Print the entries that appear below, exactly as written and without their pictures.

:::::

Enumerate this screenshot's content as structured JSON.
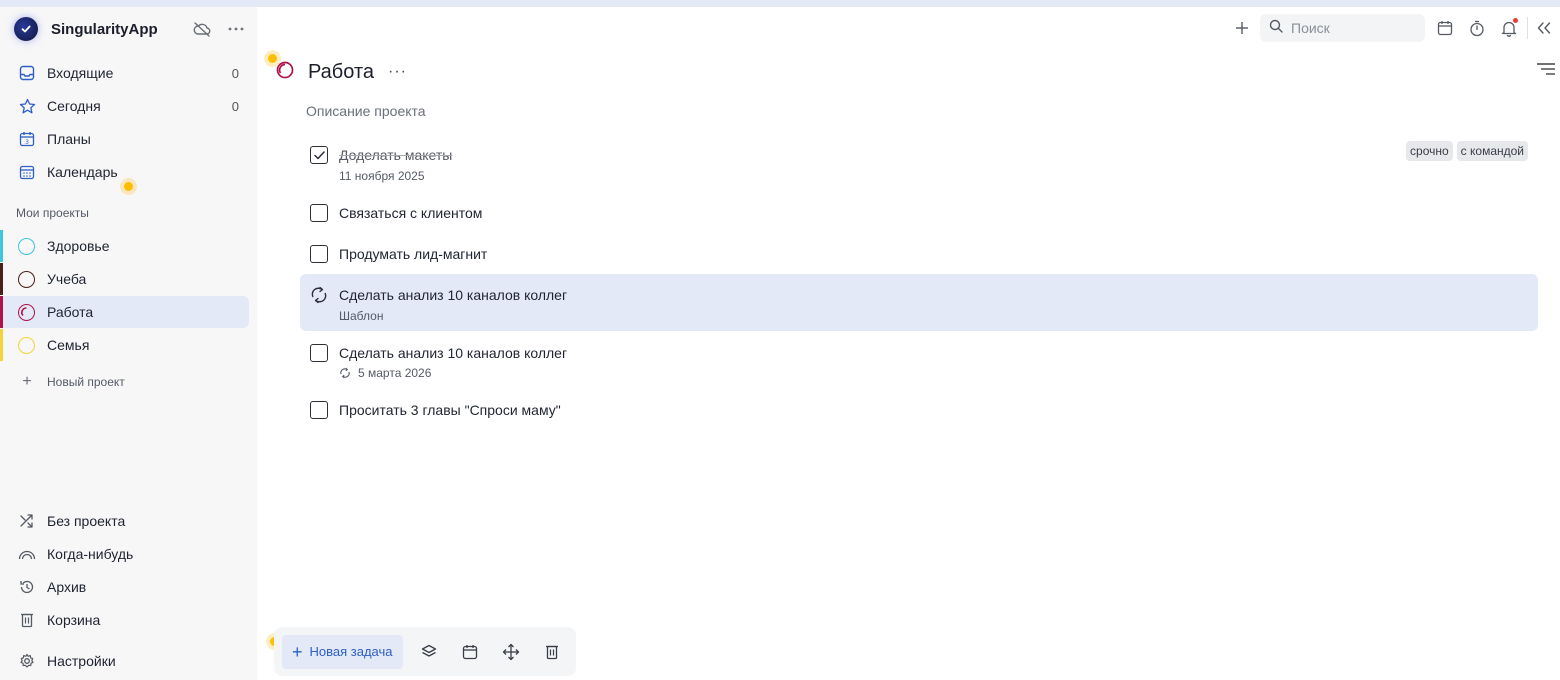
{
  "app": {
    "name": "SingularityApp"
  },
  "sidebar": {
    "items": [
      {
        "label": "Входящие",
        "count": "0",
        "icon": "inbox-icon"
      },
      {
        "label": "Сегодня",
        "count": "0",
        "icon": "star-icon"
      },
      {
        "label": "Планы",
        "icon": "plans-calendar-icon"
      },
      {
        "label": "Календарь",
        "icon": "calendar-grid-icon"
      }
    ],
    "projects_title": "Мои проекты",
    "projects": [
      {
        "label": "Здоровье",
        "color": "#3ec5e0"
      },
      {
        "label": "Учеба",
        "color": "#4a2018"
      },
      {
        "label": "Работа",
        "color": "#b0124a",
        "active": true
      },
      {
        "label": "Семья",
        "color": "#f5d33b"
      }
    ],
    "new_project": "Новый проект",
    "bottom": [
      {
        "label": "Без проекта",
        "icon": "shuffle-icon"
      },
      {
        "label": "Когда-нибудь",
        "icon": "rainbow-icon"
      },
      {
        "label": "Архив",
        "icon": "history-icon"
      },
      {
        "label": "Корзина",
        "icon": "trash-icon"
      },
      {
        "label": "Настройки",
        "icon": "settings-gear-icon"
      }
    ]
  },
  "topbar": {
    "search_placeholder": "Поиск"
  },
  "project": {
    "title": "Работа",
    "more": "···",
    "description": "Описание проекта"
  },
  "tasks": [
    {
      "title": "Доделать макеты",
      "sub": "11 ноября 2025",
      "done": true,
      "tags": [
        "срочно",
        "с командой"
      ]
    },
    {
      "title": "Связаться с клиентом"
    },
    {
      "title": "Продумать лид-магнит"
    },
    {
      "title": "Сделать анализ 10 каналов коллег",
      "sub": "Шаблон",
      "template": true,
      "selected": true
    },
    {
      "title": "Сделать анализ 10 каналов коллег",
      "sub": "5 марта 2026",
      "repeat": true
    },
    {
      "title": "Проситать 3 главы \"Спроси маму\""
    }
  ],
  "toolbar": {
    "new_task_label": "Новая задача"
  },
  "colors": {
    "accent": "#2d5fc7",
    "selected_bg": "#e3e9f7",
    "highlight_dot": "#ffbf00"
  }
}
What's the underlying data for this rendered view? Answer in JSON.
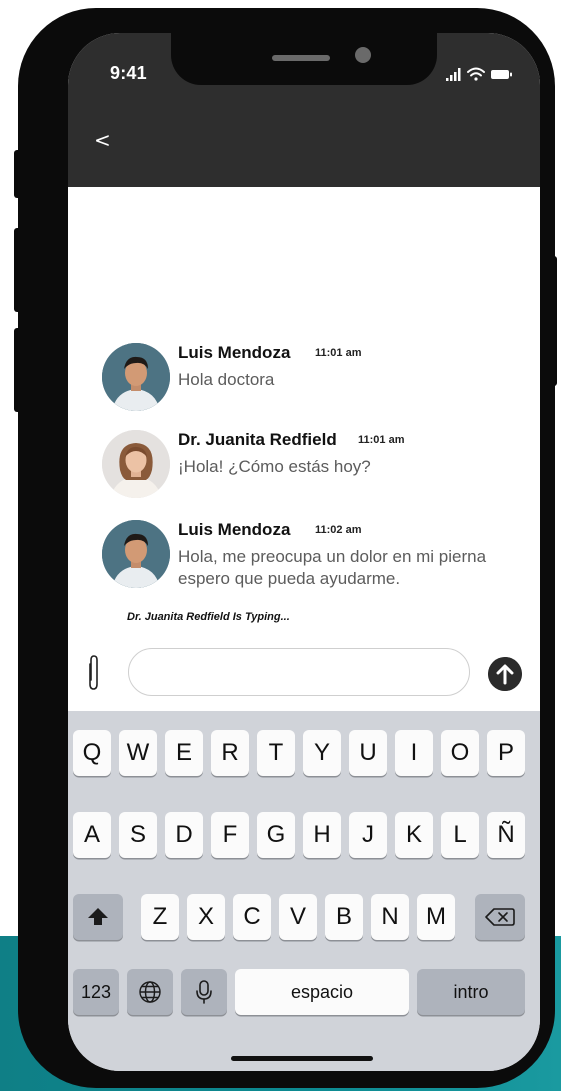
{
  "status_bar": {
    "time": "9:41"
  },
  "header": {
    "back_label": "<"
  },
  "messages": [
    {
      "name": "Luis Mendoza",
      "time": "11:01 am",
      "text": "Hola doctora"
    },
    {
      "name": "Dr. Juanita Redfield",
      "time": "11:01 am",
      "text": "¡Hola! ¿Cómo estás hoy?"
    },
    {
      "name": "Luis Mendoza",
      "time": "11:02 am",
      "text": "Hola, me preocupa un dolor en mi pierna espero que pueda ayudarme."
    }
  ],
  "typing_indicator": "Dr. Juanita Redfield Is Typing...",
  "composer": {
    "value": "",
    "placeholder": ""
  },
  "keyboard": {
    "row1": [
      "Q",
      "W",
      "E",
      "R",
      "T",
      "Y",
      "U",
      "I",
      "O",
      "P"
    ],
    "row2": [
      "A",
      "S",
      "D",
      "F",
      "G",
      "H",
      "J",
      "K",
      "L",
      "Ñ"
    ],
    "row3": [
      "Z",
      "X",
      "C",
      "V",
      "B",
      "N",
      "M"
    ],
    "numbers_label": "123",
    "space_label": "espacio",
    "return_label": "intro"
  },
  "colors": {
    "header_bg": "#2e2e2e",
    "background_accent": "#0f7f86",
    "keyboard_bg": "#d0d3d9"
  }
}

:::::

- ANSWER TO THIS PROBLEM:
Enumerate this screenshot's content as structured JSON.
{
  "app": {
    "name": "SingularityApp"
  },
  "sidebar": {
    "items": [
      {
        "label": "Входящие",
        "count": "0",
        "icon": "inbox-icon"
      },
      {
        "label": "Сегодня",
        "count": "0",
        "icon": "star-icon"
      },
      {
        "label": "Планы",
        "icon": "plans-calendar-icon"
      },
      {
        "label": "Календарь",
        "icon": "calendar-grid-icon"
      }
    ],
    "projects_title": "Мои проекты",
    "projects": [
      {
        "label": "Здоровье",
        "color": "#3ec5e0"
      },
      {
        "label": "Учеба",
        "color": "#4a2018"
      },
      {
        "label": "Работа",
        "color": "#b0124a",
        "active": true
      },
      {
        "label": "Семья",
        "color": "#f5d33b"
      }
    ],
    "new_project": "Новый проект",
    "bottom": [
      {
        "label": "Без проекта",
        "icon": "shuffle-icon"
      },
      {
        "label": "Когда-нибудь",
        "icon": "rainbow-icon"
      },
      {
        "label": "Архив",
        "icon": "history-icon"
      },
      {
        "label": "Корзина",
        "icon": "trash-icon"
      },
      {
        "label": "Настройки",
        "icon": "settings-gear-icon"
      }
    ]
  },
  "topbar": {
    "search_placeholder": "Поиск"
  },
  "project": {
    "title": "Работа",
    "more": "···",
    "description": "Описание проекта"
  },
  "tasks": [
    {
      "title": "Доделать макеты",
      "sub": "11 ноября 2025",
      "done": true,
      "tags": [
        "срочно",
        "с командой"
      ]
    },
    {
      "title": "Связаться с клиентом"
    },
    {
      "title": "Продумать лид-магнит"
    },
    {
      "title": "Сделать анализ 10 каналов коллег",
      "sub": "Шаблон",
      "template": true,
      "selected": true
    },
    {
      "title": "Сделать анализ 10 каналов коллег",
      "sub": "5 марта 2026",
      "repeat": true
    },
    {
      "title": "Проситать 3 главы \"Спроси маму\""
    }
  ],
  "toolbar": {
    "new_task_label": "Новая задача"
  },
  "colors": {
    "accent": "#2d5fc7",
    "selected_bg": "#e3e9f7",
    "highlight_dot": "#ffbf00"
  }
}
What's the underlying data for this rendered view? Answer in JSON.
{
  "status_bar": {
    "time": "9:41"
  },
  "header": {
    "back_label": "<"
  },
  "messages": [
    {
      "name": "Luis Mendoza",
      "time": "11:01 am",
      "text": "Hola doctora"
    },
    {
      "name": "Dr. Juanita Redfield",
      "time": "11:01 am",
      "text": "¡Hola! ¿Cómo estás hoy?"
    },
    {
      "name": "Luis Mendoza",
      "time": "11:02 am",
      "text": "Hola, me preocupa un dolor en mi pierna espero que pueda ayudarme."
    }
  ],
  "typing_indicator": "Dr. Juanita Redfield Is Typing...",
  "composer": {
    "value": "",
    "placeholder": ""
  },
  "keyboard": {
    "row1": [
      "Q",
      "W",
      "E",
      "R",
      "T",
      "Y",
      "U",
      "I",
      "O",
      "P"
    ],
    "row2": [
      "A",
      "S",
      "D",
      "F",
      "G",
      "H",
      "J",
      "K",
      "L",
      "Ñ"
    ],
    "row3": [
      "Z",
      "X",
      "C",
      "V",
      "B",
      "N",
      "M"
    ],
    "numbers_label": "123",
    "space_label": "espacio",
    "return_label": "intro"
  },
  "colors": {
    "header_bg": "#2e2e2e",
    "background_accent": "#0f7f86",
    "keyboard_bg": "#d0d3d9"
  }
}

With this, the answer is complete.